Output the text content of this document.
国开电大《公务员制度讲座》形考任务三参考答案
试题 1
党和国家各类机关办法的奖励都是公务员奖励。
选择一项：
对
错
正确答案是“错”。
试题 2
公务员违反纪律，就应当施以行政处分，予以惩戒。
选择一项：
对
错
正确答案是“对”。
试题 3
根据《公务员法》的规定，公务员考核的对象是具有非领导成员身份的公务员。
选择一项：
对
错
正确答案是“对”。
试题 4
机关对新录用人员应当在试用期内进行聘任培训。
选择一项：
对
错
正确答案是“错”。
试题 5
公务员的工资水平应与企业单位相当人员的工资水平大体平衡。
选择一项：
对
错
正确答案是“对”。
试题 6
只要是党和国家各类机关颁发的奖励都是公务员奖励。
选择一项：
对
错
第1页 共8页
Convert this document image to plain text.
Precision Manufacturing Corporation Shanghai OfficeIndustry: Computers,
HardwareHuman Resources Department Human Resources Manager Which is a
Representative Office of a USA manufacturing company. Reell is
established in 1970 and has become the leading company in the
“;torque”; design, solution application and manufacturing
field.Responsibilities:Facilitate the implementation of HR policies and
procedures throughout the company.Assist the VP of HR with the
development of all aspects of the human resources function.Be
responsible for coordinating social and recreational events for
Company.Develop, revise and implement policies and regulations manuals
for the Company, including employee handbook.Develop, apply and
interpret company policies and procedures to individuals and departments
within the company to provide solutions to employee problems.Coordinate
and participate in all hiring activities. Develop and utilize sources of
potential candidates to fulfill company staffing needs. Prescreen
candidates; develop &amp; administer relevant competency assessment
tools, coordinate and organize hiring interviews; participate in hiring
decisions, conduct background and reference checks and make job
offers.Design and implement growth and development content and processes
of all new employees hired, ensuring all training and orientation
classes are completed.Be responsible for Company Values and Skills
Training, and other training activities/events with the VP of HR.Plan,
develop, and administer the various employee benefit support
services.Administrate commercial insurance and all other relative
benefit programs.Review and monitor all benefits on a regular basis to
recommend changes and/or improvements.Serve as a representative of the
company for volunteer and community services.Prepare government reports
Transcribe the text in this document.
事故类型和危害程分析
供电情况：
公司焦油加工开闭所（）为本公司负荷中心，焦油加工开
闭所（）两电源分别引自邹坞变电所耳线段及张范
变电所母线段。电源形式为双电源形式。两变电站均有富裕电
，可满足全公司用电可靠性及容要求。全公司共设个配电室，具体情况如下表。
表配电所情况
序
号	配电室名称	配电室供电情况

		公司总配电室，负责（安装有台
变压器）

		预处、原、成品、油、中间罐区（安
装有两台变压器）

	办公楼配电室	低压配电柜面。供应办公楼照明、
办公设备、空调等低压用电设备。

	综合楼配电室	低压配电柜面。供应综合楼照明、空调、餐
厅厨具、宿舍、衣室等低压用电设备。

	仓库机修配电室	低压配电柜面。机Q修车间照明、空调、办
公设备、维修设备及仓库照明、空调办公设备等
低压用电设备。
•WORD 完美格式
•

Given task: Quote all of the entries exactly as they appear.

Task response:
Output the text content of this document.
国开电大《公务员制度讲座》形考任务三参考答案
试题 1
党和国家各类机关办法的奖励都是公务员奖励。
选择一项：
对
错
正确答案是“错”。
试题 2
公务员违反纪律，就应当施以行政处分，予以惩戒。
选择一项：
对
错
正确答案是“对”。
试题 3
根据《公务员法》的规定，公务员考核的对象是具有非领导成员身份的公务员。
选择一项：
对
错
正确答案是“对”。
试题 4
机关对新录用人员应当在试用期内进行聘任培训。
选择一项：
对
错
正确答案是“错”。
试题 5
公务员的工资水平应与企业单位相当人员的工资水平大体平衡。
选择一项：
对
错
正确答案是“对”。
试题 6
只要是党和国家各类机关颁发的奖励都是公务员奖励。
选择一项：
对
错
第1页 共8页
Convert this document image to plain text.
Precision Manufacturing Corporation Shanghai OfficeIndustry: Computers,
HardwareHuman Resources Department Human Resources Manager Which is a
Representative Office of a USA manufacturing company. Reell is
established in 1970 and has become the leading company in the
“;torque”; design, solution application and manufacturing
field.Responsibilities:Facilitate the implementation of HR policies and
procedures throughout the company.Assist the VP of HR with the
development of all aspects of the human resources function.Be
responsible for coordinating social and recreational events for
Company.Develop, revise and implement policies and regulations manuals
for the Company, including employee handbook.Develop, apply and
interpret company policies and procedures to individuals and departments
within the company to provide solutions to employee problems.Coordinate
and participate in all hiring activities. Develop and utilize sources of
potential candidates to fulfill company staffing needs. Prescreen
candidates; develop &amp; administer relevant competency assessment
tools, coordinate and organize hiring interviews; participate in hiring
decisions, conduct background and reference checks and make job
offers.Design and implement growth and development content and processes
of all new employees hired, ensuring all training and orientation
classes are completed.Be responsible for Company Values and Skills
Training, and other training activities/events with the VP of HR.Plan,
develop, and administer the various employee benefit support
services.Administrate commercial insurance and all other relative
benefit programs.Review and monitor all benefits on a regular basis to
recommend changes and/or improvements.Serve as a representative of the
company for volunteer and community services.Prepare government reports
Transcribe the text in this document.
事故类型和危害程分析
供电情况：
公司焦油加工开闭所（）为本公司负荷中心，焦油加工开
闭所（）两电源分别引自邹坞变电所耳线段及张范
变电所母线段。电源形式为双电源形式。两变电站均有富裕电
，可满足全公司用电可靠性及容要求。全公司共设个配电室，具体情况如下表。
表配电所情况
序
号	配电室名称	配电室供电情况

		公司总配电室，负责（安装有台
变压器）

		预处、原、成品、油、中间罐区（安
装有两台变压器）

	办公楼配电室	低压配电柜面。供应办公楼照明、
办公设备、空调等低压用电设备。

	综合楼配电室	低压配电柜面。供应综合楼照明、空调、餐
厅厨具、宿舍、衣室等低压用电设备。

	仓库机修配电室	低压配电柜面。机Q修车间照明、空调、办
公设备、维修设备及仓库照明、空调办公设备等
低压用电设备。
•WORD 完美格式
•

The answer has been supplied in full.